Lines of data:
···

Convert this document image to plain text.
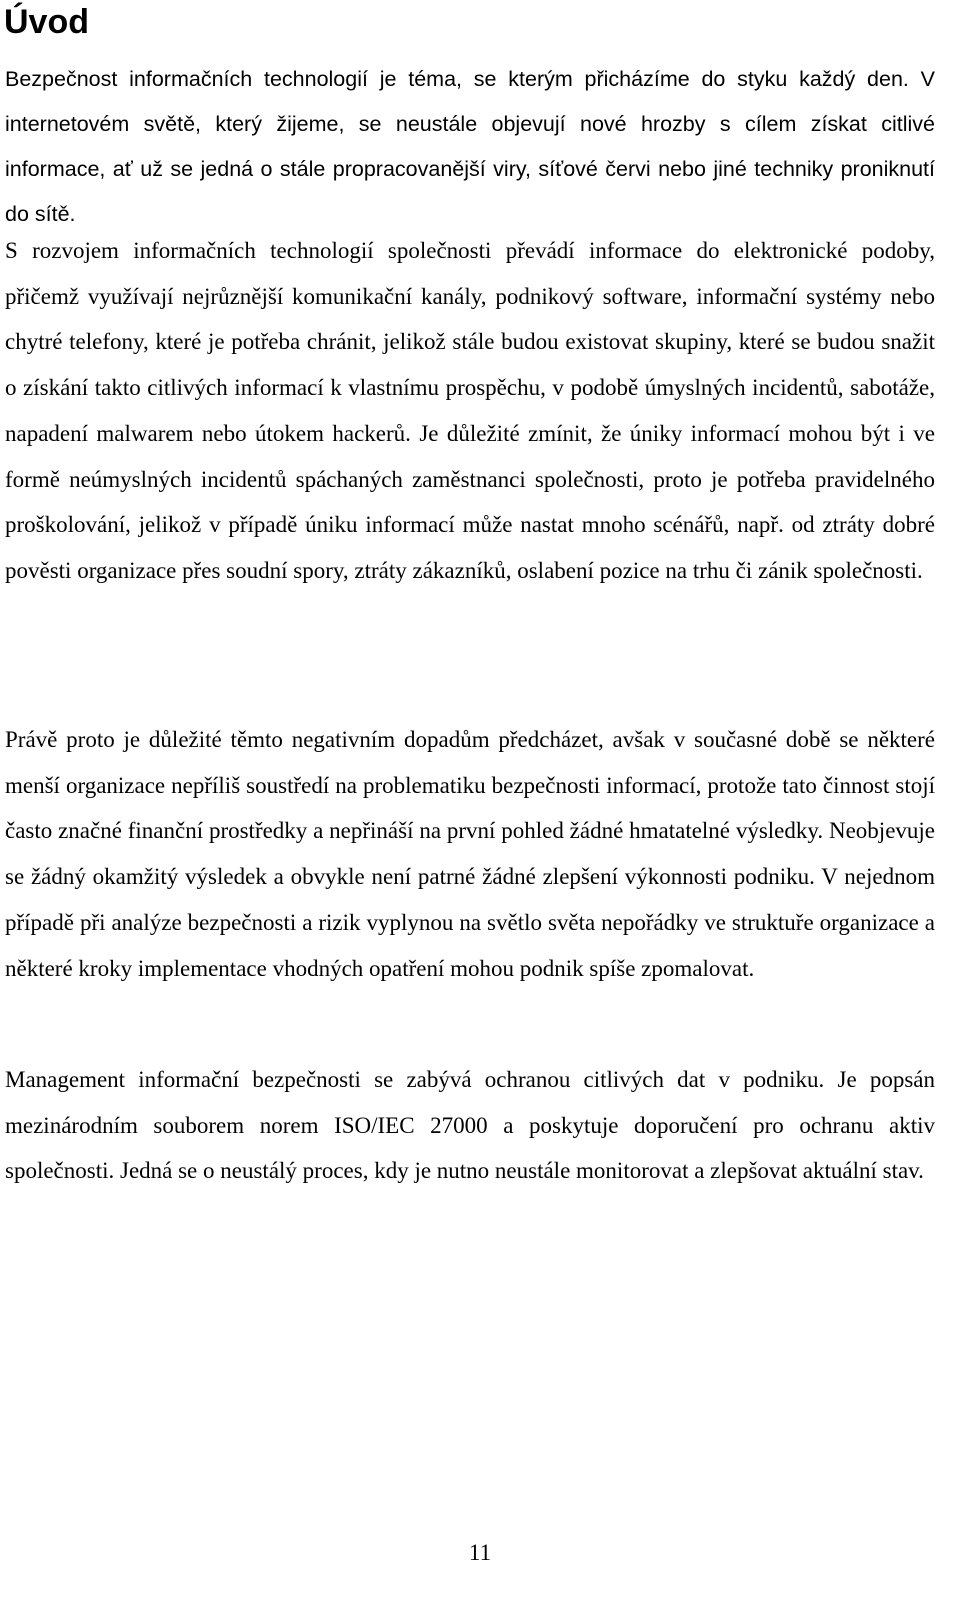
Úvod

Bezpečnost informačních technologií je téma, se kterým přicházíme do styku každý den. V internetovém světě, který žijeme, se neustále objevují nové hrozby s cílem získat citlivé informace, ať už se jedná o stále propracovanější viry, síťové červi nebo jiné techniky proniknutí do sítě.

S rozvojem informačních technologií společnosti převádí informace do elektronické podoby, přičemž využívají nejrůznější komunikační kanály, podnikový software, informační systémy nebo chytré telefony, které je potřeba chránit, jelikož stále budou existovat skupiny, které se budou snažit o získání takto citlivých informací k vlastnímu prospěchu, v podobě úmyslných incidentů, sabotáže, napadení malwarem nebo útokem hackerů. Je důležité zmínit, že úniky informací mohou být i ve formě neúmyslných incidentů spáchaných zaměstnanci společnosti, proto je potřeba pravidelného proškolování, jelikož v případě úniku informací může nastat mnoho scénářů, např. od ztráty dobré pověsti organizace přes soudní spory, ztráty zákazníků, oslabení pozice na trhu či zánik společnosti.

Právě proto je důležité těmto negativním dopadům předcházet, avšak v současné době se některé menší organizace nepříliš soustředí na problematiku bezpečnosti informací, protože tato činnost stojí často značné finanční prostředky a nepřináší na první pohled žádné hmatatelné výsledky. Neobjevuje se žádný okamžitý výsledek a obvykle není patrné žádné zlepšení výkonnosti podniku. V nejednom případě při analýze bezpečnosti a rizik vyplynou na světlo světa nepořádky ve struktuře organizace a některé kroky implementace vhodných opatření mohou podnik spíše zpomalovat.

Management informační bezpečnosti se zabývá ochranou citlivých dat v podniku. Je popsán mezinárodním souborem norem ISO/IEC 27000 a poskytuje doporučení pro ochranu aktiv společnosti. Jedná se o neustálý proces, kdy je nutno neustále monitorovat a zlepšovat aktuální stav.

11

···

* WHAT IS EXPECTED: Set the entries down again exactly. Do not include the images.

* WRITTEN REPLY:
Convert this document image to plain text.
Úvod

Bezpečnost informačních technologií je téma, se kterým přicházíme do styku každý den. V internetovém světě, který žijeme, se neustále objevují nové hrozby s cílem získat citlivé informace, ať už se jedná o stále propracovanější viry, síťové červi nebo jiné techniky proniknutí do sítě.

S rozvojem informačních technologií společnosti převádí informace do elektronické podoby, přičemž využívají nejrůznější komunikační kanály, podnikový software, informační systémy nebo chytré telefony, které je potřeba chránit, jelikož stále budou existovat skupiny, které se budou snažit o získání takto citlivých informací k vlastnímu prospěchu, v podobě úmyslných incidentů, sabotáže, napadení malwarem nebo útokem hackerů. Je důležité zmínit, že úniky informací mohou být i ve formě neúmyslných incidentů spáchaných zaměstnanci společnosti, proto je potřeba pravidelného proškolování, jelikož v případě úniku informací může nastat mnoho scénářů, např. od ztráty dobré pověsti organizace přes soudní spory, ztráty zákazníků, oslabení pozice na trhu či zánik společnosti.

Právě proto je důležité těmto negativním dopadům předcházet, avšak v současné době se některé menší organizace nepříliš soustředí na problematiku bezpečnosti informací, protože tato činnost stojí často značné finanční prostředky a nepřináší na první pohled žádné hmatatelné výsledky. Neobjevuje se žádný okamžitý výsledek a obvykle není patrné žádné zlepšení výkonnosti podniku. V nejednom případě při analýze bezpečnosti a rizik vyplynou na světlo světa nepořádky ve struktuře organizace a některé kroky implementace vhodných opatření mohou podnik spíše zpomalovat.

Management informační bezpečnosti se zabývá ochranou citlivých dat v podniku. Je popsán mezinárodním souborem norem ISO/IEC 27000 a poskytuje doporučení pro ochranu aktiv společnosti. Jedná se o neustálý proces, kdy je nutno neustále monitorovat a zlepšovat aktuální stav.

11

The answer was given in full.